## Written exercise
Go over the entries below line by line, copying each one that contains the word "κατά".

## Collection entries
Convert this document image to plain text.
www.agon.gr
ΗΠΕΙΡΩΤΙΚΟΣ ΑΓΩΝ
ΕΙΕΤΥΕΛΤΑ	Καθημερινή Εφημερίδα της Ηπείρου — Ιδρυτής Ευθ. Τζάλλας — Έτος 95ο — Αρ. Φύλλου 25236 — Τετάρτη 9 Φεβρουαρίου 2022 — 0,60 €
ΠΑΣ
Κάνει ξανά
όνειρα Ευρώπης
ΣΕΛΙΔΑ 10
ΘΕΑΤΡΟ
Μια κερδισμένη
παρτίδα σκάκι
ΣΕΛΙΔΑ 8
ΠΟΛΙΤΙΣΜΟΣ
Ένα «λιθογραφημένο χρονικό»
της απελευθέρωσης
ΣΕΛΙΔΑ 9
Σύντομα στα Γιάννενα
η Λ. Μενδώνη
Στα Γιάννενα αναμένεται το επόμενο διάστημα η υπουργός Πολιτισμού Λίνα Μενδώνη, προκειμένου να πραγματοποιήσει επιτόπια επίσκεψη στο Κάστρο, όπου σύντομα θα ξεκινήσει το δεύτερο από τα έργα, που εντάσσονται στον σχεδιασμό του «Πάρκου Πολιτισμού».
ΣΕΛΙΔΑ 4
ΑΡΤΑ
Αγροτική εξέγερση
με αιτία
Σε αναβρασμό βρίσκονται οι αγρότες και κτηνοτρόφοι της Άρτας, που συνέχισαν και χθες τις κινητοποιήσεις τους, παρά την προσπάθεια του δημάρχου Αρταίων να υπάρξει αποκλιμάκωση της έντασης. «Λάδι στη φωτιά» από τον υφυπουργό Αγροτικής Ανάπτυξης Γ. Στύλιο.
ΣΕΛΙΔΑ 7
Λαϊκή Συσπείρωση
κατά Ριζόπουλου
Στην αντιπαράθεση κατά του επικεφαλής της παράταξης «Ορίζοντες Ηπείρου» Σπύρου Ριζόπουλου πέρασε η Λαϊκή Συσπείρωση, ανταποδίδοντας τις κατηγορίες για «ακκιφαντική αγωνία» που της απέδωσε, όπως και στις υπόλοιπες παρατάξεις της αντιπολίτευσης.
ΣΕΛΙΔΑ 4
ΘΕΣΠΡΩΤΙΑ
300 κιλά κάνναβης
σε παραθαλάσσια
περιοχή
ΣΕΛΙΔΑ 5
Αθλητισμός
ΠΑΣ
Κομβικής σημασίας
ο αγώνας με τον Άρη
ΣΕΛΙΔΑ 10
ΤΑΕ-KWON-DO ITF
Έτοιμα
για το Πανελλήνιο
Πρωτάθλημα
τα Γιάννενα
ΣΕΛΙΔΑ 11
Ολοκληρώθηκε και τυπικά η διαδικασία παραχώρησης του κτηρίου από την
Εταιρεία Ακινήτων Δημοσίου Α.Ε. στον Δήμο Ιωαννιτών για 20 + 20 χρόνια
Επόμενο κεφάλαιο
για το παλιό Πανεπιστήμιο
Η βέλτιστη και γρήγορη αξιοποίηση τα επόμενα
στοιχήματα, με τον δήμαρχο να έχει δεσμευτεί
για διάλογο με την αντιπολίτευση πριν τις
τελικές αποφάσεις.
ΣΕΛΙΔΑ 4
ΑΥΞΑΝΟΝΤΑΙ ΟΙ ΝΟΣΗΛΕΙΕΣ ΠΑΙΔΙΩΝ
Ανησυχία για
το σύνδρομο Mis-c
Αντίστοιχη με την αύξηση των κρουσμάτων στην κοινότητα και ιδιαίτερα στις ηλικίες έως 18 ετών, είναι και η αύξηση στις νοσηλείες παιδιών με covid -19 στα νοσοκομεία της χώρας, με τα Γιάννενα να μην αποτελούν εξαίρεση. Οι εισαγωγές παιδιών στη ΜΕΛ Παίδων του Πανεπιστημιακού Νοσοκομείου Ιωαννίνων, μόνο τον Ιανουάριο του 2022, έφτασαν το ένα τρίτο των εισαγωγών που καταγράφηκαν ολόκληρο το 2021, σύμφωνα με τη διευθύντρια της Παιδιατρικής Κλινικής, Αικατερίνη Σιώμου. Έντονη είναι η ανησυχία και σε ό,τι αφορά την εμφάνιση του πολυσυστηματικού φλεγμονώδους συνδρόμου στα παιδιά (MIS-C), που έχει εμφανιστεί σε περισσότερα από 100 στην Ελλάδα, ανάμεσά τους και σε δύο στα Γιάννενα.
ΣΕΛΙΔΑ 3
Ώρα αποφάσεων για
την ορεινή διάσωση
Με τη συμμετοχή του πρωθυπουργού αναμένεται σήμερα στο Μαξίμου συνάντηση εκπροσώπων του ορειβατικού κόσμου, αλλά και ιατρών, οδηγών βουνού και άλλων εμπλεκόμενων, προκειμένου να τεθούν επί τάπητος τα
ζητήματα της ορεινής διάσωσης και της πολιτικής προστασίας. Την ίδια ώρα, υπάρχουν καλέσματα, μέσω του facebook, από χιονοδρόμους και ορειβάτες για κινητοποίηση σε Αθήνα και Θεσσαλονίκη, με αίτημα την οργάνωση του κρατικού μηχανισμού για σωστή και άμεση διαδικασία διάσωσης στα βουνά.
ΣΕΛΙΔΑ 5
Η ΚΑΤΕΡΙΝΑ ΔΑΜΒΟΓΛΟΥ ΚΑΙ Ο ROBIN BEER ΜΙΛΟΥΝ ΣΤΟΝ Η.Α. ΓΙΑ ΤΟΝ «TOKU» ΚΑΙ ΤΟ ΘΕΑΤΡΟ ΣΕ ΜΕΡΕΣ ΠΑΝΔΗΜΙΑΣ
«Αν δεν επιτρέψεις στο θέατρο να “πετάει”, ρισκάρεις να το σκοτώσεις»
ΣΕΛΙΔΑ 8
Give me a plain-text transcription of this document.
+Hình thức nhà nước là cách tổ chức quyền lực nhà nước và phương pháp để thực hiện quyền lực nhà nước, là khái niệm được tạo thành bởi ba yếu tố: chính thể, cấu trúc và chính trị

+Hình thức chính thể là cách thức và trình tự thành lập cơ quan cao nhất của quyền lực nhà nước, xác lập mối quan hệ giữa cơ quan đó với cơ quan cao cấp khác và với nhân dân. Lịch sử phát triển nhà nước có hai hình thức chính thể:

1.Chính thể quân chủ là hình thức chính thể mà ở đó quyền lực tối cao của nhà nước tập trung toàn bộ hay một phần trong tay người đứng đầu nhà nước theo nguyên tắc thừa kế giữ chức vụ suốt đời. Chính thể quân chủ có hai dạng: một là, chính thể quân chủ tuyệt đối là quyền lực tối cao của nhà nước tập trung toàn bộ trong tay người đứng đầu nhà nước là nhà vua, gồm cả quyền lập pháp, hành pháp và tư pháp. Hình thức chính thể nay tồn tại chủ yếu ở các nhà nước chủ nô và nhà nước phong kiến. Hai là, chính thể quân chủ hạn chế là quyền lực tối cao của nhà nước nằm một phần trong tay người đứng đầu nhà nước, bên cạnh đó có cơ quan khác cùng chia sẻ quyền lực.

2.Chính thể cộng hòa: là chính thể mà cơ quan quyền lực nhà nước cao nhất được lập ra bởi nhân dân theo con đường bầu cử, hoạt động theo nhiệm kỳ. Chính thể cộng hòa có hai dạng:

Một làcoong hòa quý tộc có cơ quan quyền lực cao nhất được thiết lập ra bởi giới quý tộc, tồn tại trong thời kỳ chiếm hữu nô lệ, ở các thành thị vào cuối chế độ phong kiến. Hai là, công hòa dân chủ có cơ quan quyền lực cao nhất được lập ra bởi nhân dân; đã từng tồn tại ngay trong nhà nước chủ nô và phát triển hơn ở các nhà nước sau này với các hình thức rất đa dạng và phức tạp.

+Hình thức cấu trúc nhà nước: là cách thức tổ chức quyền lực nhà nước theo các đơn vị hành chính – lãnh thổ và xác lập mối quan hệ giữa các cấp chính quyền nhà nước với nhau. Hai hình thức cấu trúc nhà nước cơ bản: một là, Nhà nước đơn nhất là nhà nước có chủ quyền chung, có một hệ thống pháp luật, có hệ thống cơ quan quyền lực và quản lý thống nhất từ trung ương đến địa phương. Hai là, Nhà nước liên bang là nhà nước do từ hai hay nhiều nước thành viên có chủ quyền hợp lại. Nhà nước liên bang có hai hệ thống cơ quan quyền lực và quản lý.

## Exercise answer
κατά Ριζόπουλου
Στην αντιπαράθεση κατά του επικεφαλής της παράταξης «Ορίζοντες Ηπείρου» Σπύρου Ριζόπουλου πέρασε η Λαϊκή Συσπείρωση, ανταποδίδοντας τις κατηγορίες για «ακκιφαντική αγωνία» που της απέδωσε, όπως και στις υπόλοιπες παρατάξεις της αντιπολίτευσης.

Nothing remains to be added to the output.